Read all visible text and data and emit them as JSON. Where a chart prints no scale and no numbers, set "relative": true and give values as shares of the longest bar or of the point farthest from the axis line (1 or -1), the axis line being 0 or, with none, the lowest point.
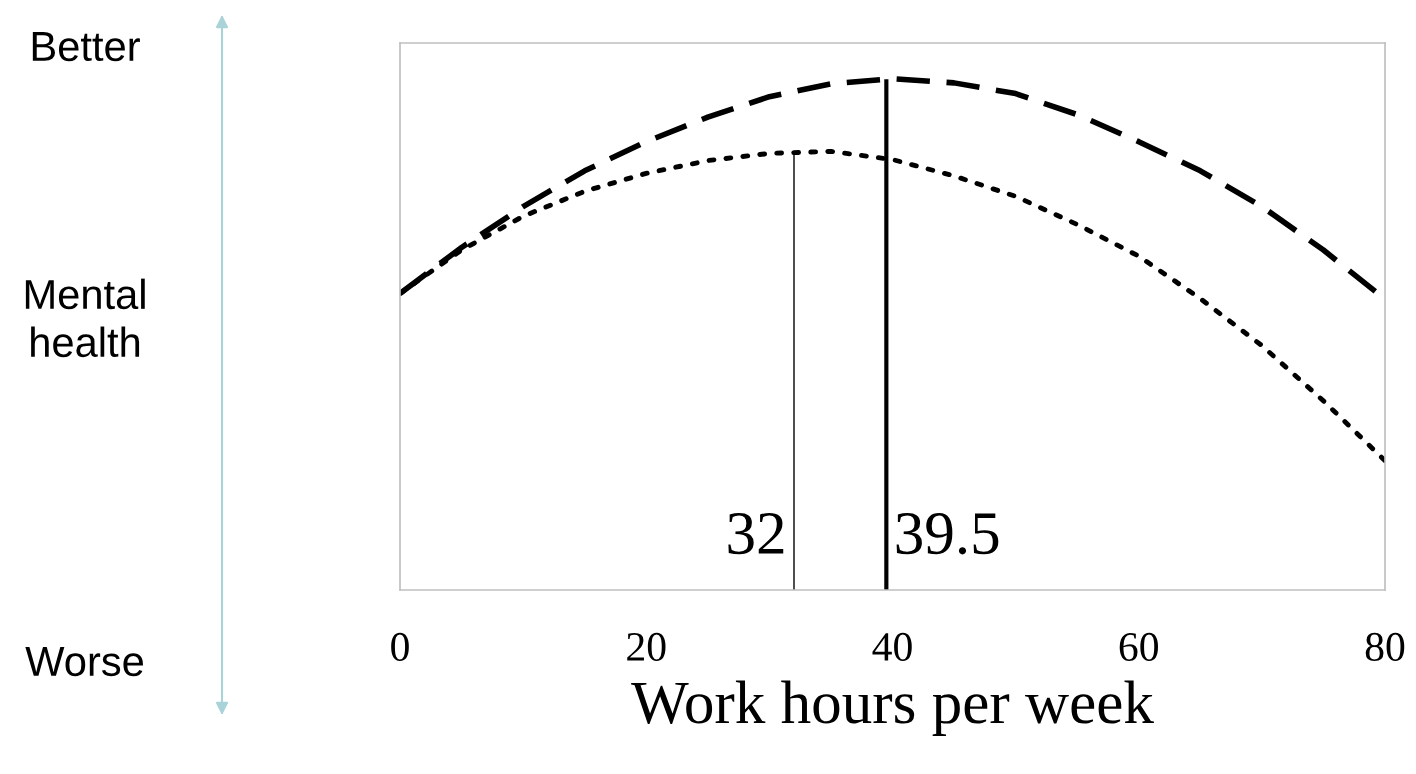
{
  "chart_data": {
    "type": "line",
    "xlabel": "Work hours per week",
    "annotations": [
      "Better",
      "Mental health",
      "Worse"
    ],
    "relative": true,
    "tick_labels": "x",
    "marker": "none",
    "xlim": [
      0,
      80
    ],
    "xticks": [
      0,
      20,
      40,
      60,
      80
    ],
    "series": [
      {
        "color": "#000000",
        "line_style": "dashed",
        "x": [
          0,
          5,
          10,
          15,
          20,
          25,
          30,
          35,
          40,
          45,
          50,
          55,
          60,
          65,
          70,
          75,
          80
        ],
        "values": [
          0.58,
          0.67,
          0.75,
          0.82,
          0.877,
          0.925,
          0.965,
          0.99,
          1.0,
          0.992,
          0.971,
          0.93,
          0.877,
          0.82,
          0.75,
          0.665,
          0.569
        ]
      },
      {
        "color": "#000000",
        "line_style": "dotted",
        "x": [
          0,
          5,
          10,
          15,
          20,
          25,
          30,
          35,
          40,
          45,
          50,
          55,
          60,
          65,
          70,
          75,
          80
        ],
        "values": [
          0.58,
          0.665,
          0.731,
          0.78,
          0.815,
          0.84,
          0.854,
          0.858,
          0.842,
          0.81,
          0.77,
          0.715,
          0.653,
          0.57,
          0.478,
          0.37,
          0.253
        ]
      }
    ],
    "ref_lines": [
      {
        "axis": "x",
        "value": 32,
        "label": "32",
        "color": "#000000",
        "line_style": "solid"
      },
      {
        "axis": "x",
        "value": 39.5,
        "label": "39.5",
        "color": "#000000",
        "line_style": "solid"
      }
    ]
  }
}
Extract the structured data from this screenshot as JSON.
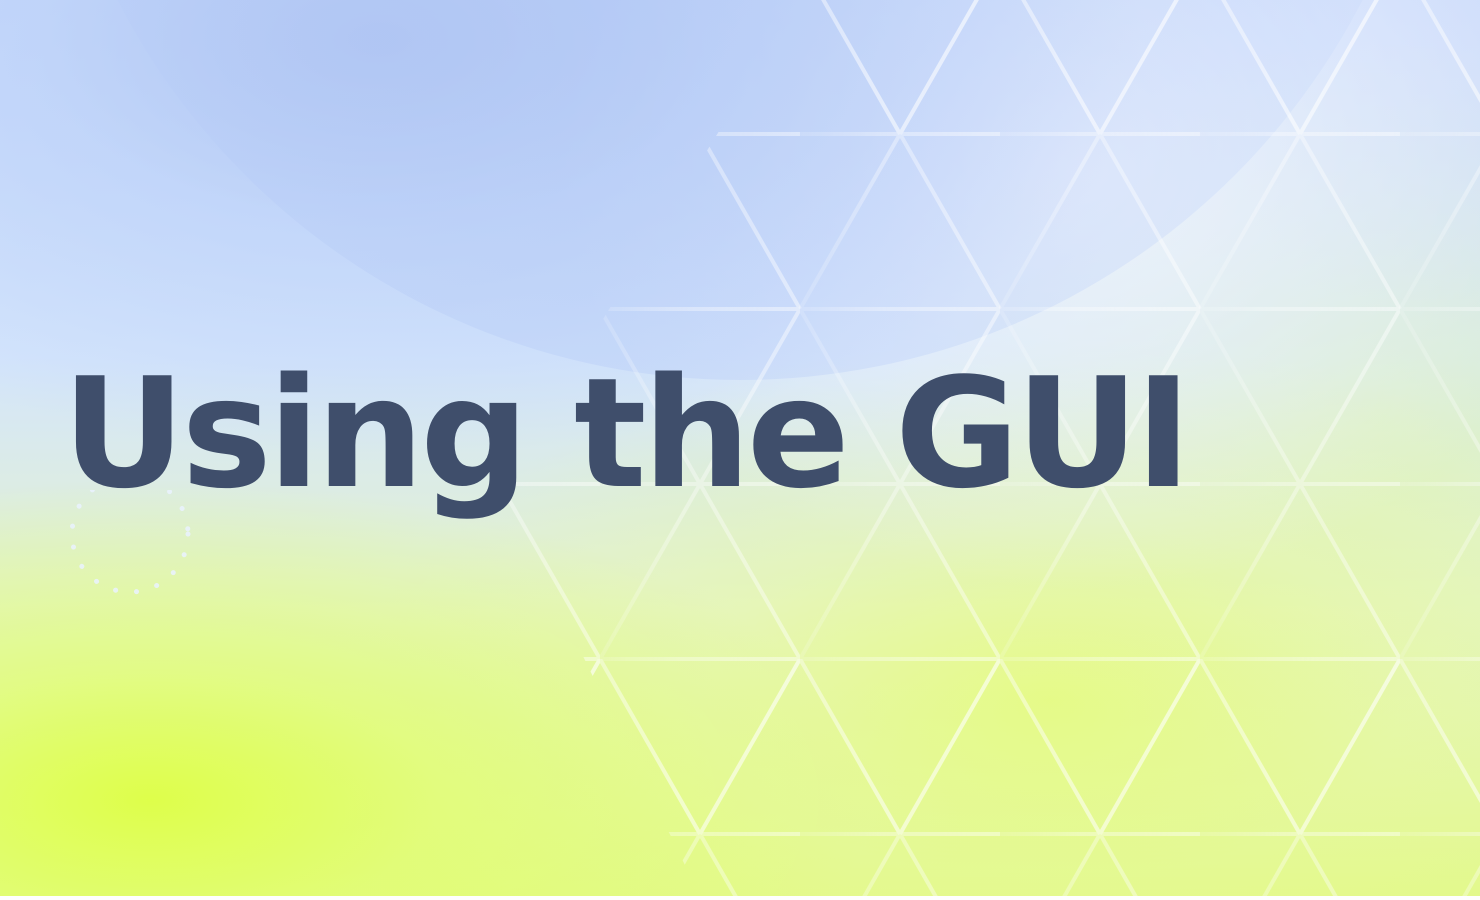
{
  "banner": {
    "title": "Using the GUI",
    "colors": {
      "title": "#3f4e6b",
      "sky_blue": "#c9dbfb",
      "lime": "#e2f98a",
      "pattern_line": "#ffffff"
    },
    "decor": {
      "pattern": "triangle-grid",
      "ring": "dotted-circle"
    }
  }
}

—————

- [TASK DIRECTIONS]:
Without the pictures, transcribe the listing above exactly.

- [RESULT]:
Read all visible text and data and emit them as JSON. Where a chart prints no scale and no numbers, set "relative": true and give values as shares of the longest bar or of the point farthest from the axis line (1 or -1), the axis line being 0 or, with none, the lowest point.
{
  "chart_data": {
    "type": "line",
    "xlabel": "Work hours per week",
    "annotations": [
      "Better",
      "Mental health",
      "Worse"
    ],
    "relative": true,
    "tick_labels": "x",
    "marker": "none",
    "xlim": [
      0,
      80
    ],
    "xticks": [
      0,
      20,
      40,
      60,
      80
    ],
    "series": [
      {
        "color": "#000000",
        "line_style": "dashed",
        "x": [
          0,
          5,
          10,
          15,
          20,
          25,
          30,
          35,
          40,
          45,
          50,
          55,
          60,
          65,
          70,
          75,
          80
        ],
        "values": [
          0.58,
          0.67,
          0.75,
          0.82,
          0.877,
          0.925,
          0.965,
          0.99,
          1.0,
          0.992,
          0.971,
          0.93,
          0.877,
          0.82,
          0.75,
          0.665,
          0.569
        ]
      },
      {
        "color": "#000000",
        "line_style": "dotted",
        "x": [
          0,
          5,
          10,
          15,
          20,
          25,
          30,
          35,
          40,
          45,
          50,
          55,
          60,
          65,
          70,
          75,
          80
        ],
        "values": [
          0.58,
          0.665,
          0.731,
          0.78,
          0.815,
          0.84,
          0.854,
          0.858,
          0.842,
          0.81,
          0.77,
          0.715,
          0.653,
          0.57,
          0.478,
          0.37,
          0.253
        ]
      }
    ],
    "ref_lines": [
      {
        "axis": "x",
        "value": 32,
        "label": "32",
        "color": "#000000",
        "line_style": "solid"
      },
      {
        "axis": "x",
        "value": 39.5,
        "label": "39.5",
        "color": "#000000",
        "line_style": "solid"
      }
    ]
  }
}
Extract the structured data from this screenshot as JSON.
{
  "banner": {
    "title": "Using the GUI",
    "colors": {
      "title": "#3f4e6b",
      "sky_blue": "#c9dbfb",
      "lime": "#e2f98a",
      "pattern_line": "#ffffff"
    },
    "decor": {
      "pattern": "triangle-grid",
      "ring": "dotted-circle"
    }
  }
}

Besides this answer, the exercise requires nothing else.